## start Material provided
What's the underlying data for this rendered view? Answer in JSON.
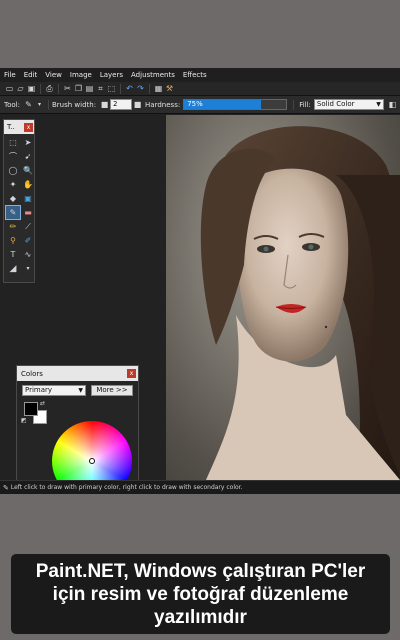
{
  "menubar": {
    "items": [
      "File",
      "Edit",
      "View",
      "Image",
      "Layers",
      "Adjustments",
      "Effects"
    ]
  },
  "toolbar": {
    "icons": [
      "new-icon",
      "open-icon",
      "save-icon",
      "print-icon",
      "cut-icon",
      "copy-icon",
      "paste-icon",
      "crop-icon",
      "deselect-icon",
      "undo-icon",
      "redo-icon",
      "grid-icon",
      "tools-icon"
    ]
  },
  "options": {
    "tool_label": "Tool:",
    "brush_width_label": "Brush width:",
    "brush_width_value": "2",
    "hardness_label": "Hardness:",
    "hardness_value": "75%",
    "hardness_level": 0.75,
    "fill_label": "Fill:",
    "fill_value": "Solid Color"
  },
  "tools_window": {
    "title": "T..",
    "close": "x"
  },
  "colors_window": {
    "title": "Colors",
    "close": "x",
    "mode_value": "Primary",
    "more_label": "More >>",
    "primary_color": "#000000",
    "secondary_color": "#ffffff"
  },
  "palette_colors": [
    "#000000",
    "#404040",
    "#ff0000",
    "#ff6a00",
    "#ffd800",
    "#b6ff00",
    "#4cff00",
    "#00ff21",
    "#00ff90",
    "#00ffff",
    "#0094ff",
    "#0026ff",
    "#4800ff",
    "#b200ff",
    "#ffffff",
    "#808080",
    "#7f0000",
    "#7f3300",
    "#7f6a00",
    "#5b7f00",
    "#267f00",
    "#007f0e",
    "#007f46",
    "#007f7f",
    "#004a7f",
    "#00137f",
    "#21007f",
    "#57007f"
  ],
  "statusbar": {
    "text": "Left click to draw with primary color, right click to draw with secondary color."
  },
  "caption": {
    "text": "Paint.NET, Windows çalıştıran PC'ler için resim ve fotoğraf düzenleme yazılımıdır"
  }
}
## end Material provided
Instructions for the task
Go through the records above and copy every line with the word "text".

Answer to this task
    "text": "Left click to draw with primary color, right click to draw with secondary color."
    "text": "Paint.NET, Windows çalıştıran PC'ler için resim ve fotoğraf düzenleme yazılımıdır"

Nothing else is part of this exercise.